_DO THIS_: Reproduce the listing below exactly. Pictures do not belong in the copy.

_PROVIDED DATA_:
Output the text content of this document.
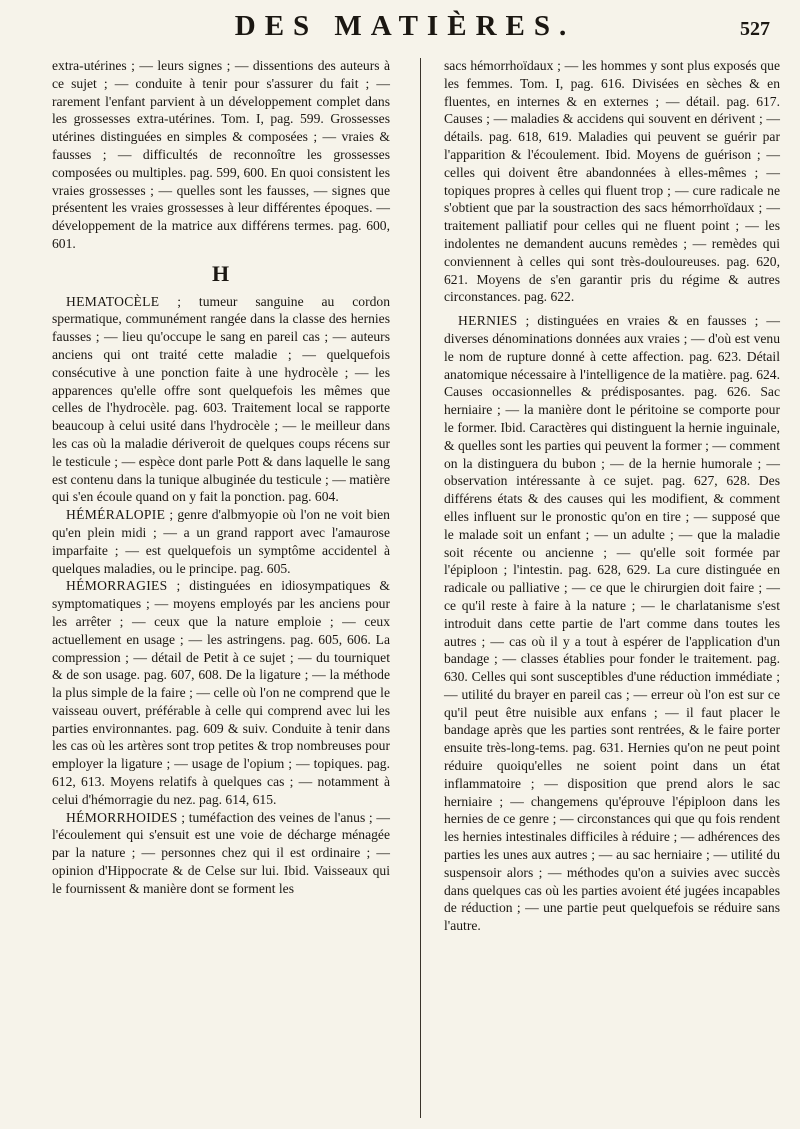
DES MATIÈRES.	527

extra-utérines ; — leurs signes ; — dissentions des auteurs à ce sujet ; — conduite à tenir pour s'assurer du fait ; — rarement l'enfant parvient à un développement complet dans les grossesses extra-utérines. Tom. I, pag. 599. Grossesses utérines distinguées en simples & composées ; — vraies & fausses ; — difficultés de reconnoître les grossesses composées ou multiples. pag. 599, 600. En quoi consistent les vraies grossesses ; — quelles sont les fausses, — signes que présentent les vraies grossesses à leur différentes époques. — développement de la matrice aux différens termes. pag. 600, 601.

H

HEMATOCÈLE ; tumeur sanguine au cordon spermatique, communément rangée dans la classe des hernies fausses ; — lieu qu'occupe le sang en pareil cas ; — auteurs anciens qui ont traité cette maladie ; — quelquefois consécutive à une ponction faite à une hydrocèle ; — les apparences qu'elle offre sont quelquefois les mêmes que celles de l'hydrocèle. pag. 603. Traitement local se rapporte beaucoup à celui usité dans l'hydrocèle ; — le meilleur dans les cas où la maladie dériveroit de quelques coups récens sur le testicule ; — espèce dont parle Pott & dans laquelle le sang est contenu dans la tunique albuginée du testicule ; — matière qui s'en écoule quand on y fait la ponction. pag. 604.

HÉMÉRALOPIE ; genre d'albmyopie où l'on ne voit bien qu'en plein midi ; — a un grand rapport avec l'amaurose imparfaite ; — est quelquefois un symptôme accidentel à quelques maladies, ou le principe. pag. 605.

HÉMORRAGIES ; distinguées en idiosympatiques & symptomatiques ; — moyens employés par les anciens pour les arrêter ; — ceux que la nature emploie ; — ceux actuellement en usage ; — les astringens. pag. 605, 606. La compression ; — détail de Petit à ce sujet ; — du tourniquet & de son usage. pag. 607, 608. De la ligature ; — la méthode la plus simple de la faire ; — celle où l'on ne comprend que le vaisseau ouvert, préférable à celle qui comprend avec lui les parties environnantes. pag. 609 & suiv. Conduite à tenir dans les cas où les artères sont trop petites & trop nombreuses pour employer la ligature ; — usage de l'opium ; — topiques. pag. 612, 613. Moyens relatifs à quelques cas ; — notamment à celui d'hémorragie du nez. pag. 614, 615.

HÉMORRHOIDES ; tuméfaction des veines de l'anus ; — l'écoulement qui s'ensuit est une voie de décharge ménagée par la nature ; — personnes chez qui il est ordinaire ; — opinion d'Hippocrate & de Celse sur lui. Ibid. Vaisseaux qui le fournissent & manière dont se forment les

sacs hémorrhoïdaux ; — les hommes y sont plus exposés que les femmes. Tom. I, pag. 616. Divisées en sèches & en fluentes, en internes & en externes ; — détail. pag. 617. Causes ; — maladies & accidens qui souvent en dérivent ; — détails. pag. 618, 619. Maladies qui peuvent se guérir par l'apparition & l'écoulement. Ibid. Moyens de guérison ; — celles qui doivent être abandonnées à elles-mêmes ; — topiques propres à celles qui fluent trop ; — cure radicale ne s'obtient que par la soustraction des sacs hémorrhoïdaux ; — traitement palliatif pour celles qui ne fluent point ; — les indolentes ne demandent aucuns remèdes ; — remèdes qui conviennent à celles qui sont très-douloureuses. pag. 620, 621. Moyens de s'en garantir pris du régime & autres circonstances. pag. 622.

HERNIES ; distinguées en vraies & en fausses ; — diverses dénominations données aux vraies ; — d'où est venu le nom de rupture donné à cette affection. pag. 623. Détail anatomique nécessaire à l'intelligence de la matière. pag. 624. Causes occasionnelles & prédisposantes. pag. 626. Sac herniaire ; — la manière dont le péritoine se comporte pour le former. Ibid. Caractères qui distinguent la hernie inguinale, & quelles sont les parties qui peuvent la former ; — comment on la distinguera du bubon ; — de la hernie humorale ; — observation intéressante à ce sujet. pag. 627, 628. Des différens états & des causes qui les modifient, & comment elles influent sur le pronostic qu'on en tire ; — supposé que le malade soit un enfant ; — un adulte ; — que la maladie soit récente ou ancienne ; — qu'elle soit formée par l'épiploon ; l'intestin. pag. 628, 629. La cure distinguée en radicale ou palliative ; — ce que le chirurgien doit faire ; — ce qu'il reste à faire à la nature ; — le charlatanisme s'est introduit dans cette partie de l'art comme dans toutes les autres ; — cas où il y a tout à espérer de l'application d'un bandage ; — classes établies pour fonder le traitement. pag. 630. Celles qui sont susceptibles d'une réduction immédiate ; — utilité du brayer en pareil cas ; — erreur où l'on est sur ce qu'il peut être nuisible aux enfans ; — il faut placer le bandage après que les parties sont rentrées, & le faire porter ensuite très-long-tems. pag. 631. Hernies qu'on ne peut point réduire quoiqu'elles ne soient point dans un état inflammatoire ; — disposition que prend alors le sac herniaire ; — changemens qu'éprouve l'épiploon dans les hernies de ce genre ; — circonstances qui que qu fois rendent les hernies intestinales difficiles à réduire ; — adhérences des parties les unes aux autres ; — au sac herniaire ; — utilité du suspensoir alors ; — méthodes qu'on a suivies avec succès dans quelques cas où les parties avoient été jugées incapables de réduction ; — une partie peut quelquefois se réduire sans l'autre.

_RIGHT ANSWER_:
Output the text content of this document.
DES MATIÈRES.	527

extra-utérines ; — leurs signes ; — dissentions des auteurs à ce sujet ; — conduite à tenir pour s'assurer du fait ; — rarement l'enfant parvient à un développement complet dans les grossesses extra-utérines. Tom. I, pag. 599. Grossesses utérines distinguées en simples & composées ; — vraies & fausses ; — difficultés de reconnoître les grossesses composées ou multiples. pag. 599, 600. En quoi consistent les vraies grossesses ; — quelles sont les fausses, — signes que présentent les vraies grossesses à leur différentes époques. — développement de la matrice aux différens termes. pag. 600, 601.

H

HEMATOCÈLE ; tumeur sanguine au cordon spermatique, communément rangée dans la classe des hernies fausses ; — lieu qu'occupe le sang en pareil cas ; — auteurs anciens qui ont traité cette maladie ; — quelquefois consécutive à une ponction faite à une hydrocèle ; — les apparences qu'elle offre sont quelquefois les mêmes que celles de l'hydrocèle. pag. 603. Traitement local se rapporte beaucoup à celui usité dans l'hydrocèle ; — le meilleur dans les cas où la maladie dériveroit de quelques coups récens sur le testicule ; — espèce dont parle Pott & dans laquelle le sang est contenu dans la tunique albuginée du testicule ; — matière qui s'en écoule quand on y fait la ponction. pag. 604.

HÉMÉRALOPIE ; genre d'albmyopie où l'on ne voit bien qu'en plein midi ; — a un grand rapport avec l'amaurose imparfaite ; — est quelquefois un symptôme accidentel à quelques maladies, ou le principe. pag. 605.

HÉMORRAGIES ; distinguées en idiosympatiques & symptomatiques ; — moyens employés par les anciens pour les arrêter ; — ceux que la nature emploie ; — ceux actuellement en usage ; — les astringens. pag. 605, 606. La compression ; — détail de Petit à ce sujet ; — du tourniquet & de son usage. pag. 607, 608. De la ligature ; — la méthode la plus simple de la faire ; — celle où l'on ne comprend que le vaisseau ouvert, préférable à celle qui comprend avec lui les parties environnantes. pag. 609 & suiv. Conduite à tenir dans les cas où les artères sont trop petites & trop nombreuses pour employer la ligature ; — usage de l'opium ; — topiques. pag. 612, 613. Moyens relatifs à quelques cas ; — notamment à celui d'hémorragie du nez. pag. 614, 615.

HÉMORRHOIDES ; tuméfaction des veines de l'anus ; — l'écoulement qui s'ensuit est une voie de décharge ménagée par la nature ; — personnes chez qui il est ordinaire ; — opinion d'Hippocrate & de Celse sur lui. Ibid. Vaisseaux qui le fournissent & manière dont se forment les

sacs hémorrhoïdaux ; — les hommes y sont plus exposés que les femmes. Tom. I, pag. 616. Divisées en sèches & en fluentes, en internes & en externes ; — détail. pag. 617. Causes ; — maladies & accidens qui souvent en dérivent ; — détails. pag. 618, 619. Maladies qui peuvent se guérir par l'apparition & l'écoulement. Ibid. Moyens de guérison ; — celles qui doivent être abandonnées à elles-mêmes ; — topiques propres à celles qui fluent trop ; — cure radicale ne s'obtient que par la soustraction des sacs hémorrhoïdaux ; — traitement palliatif pour celles qui ne fluent point ; — les indolentes ne demandent aucuns remèdes ; — remèdes qui conviennent à celles qui sont très-douloureuses. pag. 620, 621. Moyens de s'en garantir pris du régime & autres circonstances. pag. 622.

HERNIES ; distinguées en vraies & en fausses ; — diverses dénominations données aux vraies ; — d'où est venu le nom de rupture donné à cette affection. pag. 623. Détail anatomique nécessaire à l'intelligence de la matière. pag. 624. Causes occasionnelles & prédisposantes. pag. 626. Sac herniaire ; — la manière dont le péritoine se comporte pour le former. Ibid. Caractères qui distinguent la hernie inguinale, & quelles sont les parties qui peuvent la former ; — comment on la distinguera du bubon ; — de la hernie humorale ; — observation intéressante à ce sujet. pag. 627, 628. Des différens états & des causes qui les modifient, & comment elles influent sur le pronostic qu'on en tire ; — supposé que le malade soit un enfant ; — un adulte ; — que la maladie soit récente ou ancienne ; — qu'elle soit formée par l'épiploon ; l'intestin. pag. 628, 629. La cure distinguée en radicale ou palliative ; — ce que le chirurgien doit faire ; — ce qu'il reste à faire à la nature ; — le charlatanisme s'est introduit dans cette partie de l'art comme dans toutes les autres ; — cas où il y a tout à espérer de l'application d'un bandage ; — classes établies pour fonder le traitement. pag. 630. Celles qui sont susceptibles d'une réduction immédiate ; — utilité du brayer en pareil cas ; — erreur où l'on est sur ce qu'il peut être nuisible aux enfans ; — il faut placer le bandage après que les parties sont rentrées, & le faire porter ensuite très-long-tems. pag. 631. Hernies qu'on ne peut point réduire quoiqu'elles ne soient point dans un état inflammatoire ; — disposition que prend alors le sac herniaire ; — changemens qu'éprouve l'épiploon dans les hernies de ce genre ; — circonstances qui que qu fois rendent les hernies intestinales difficiles à réduire ; — adhérences des parties les unes aux autres ; — au sac herniaire ; — utilité du suspensoir alors ; — méthodes qu'on a suivies avec succès dans quelques cas où les parties avoient été jugées incapables de réduction ; — une partie peut quelquefois se réduire sans l'autre.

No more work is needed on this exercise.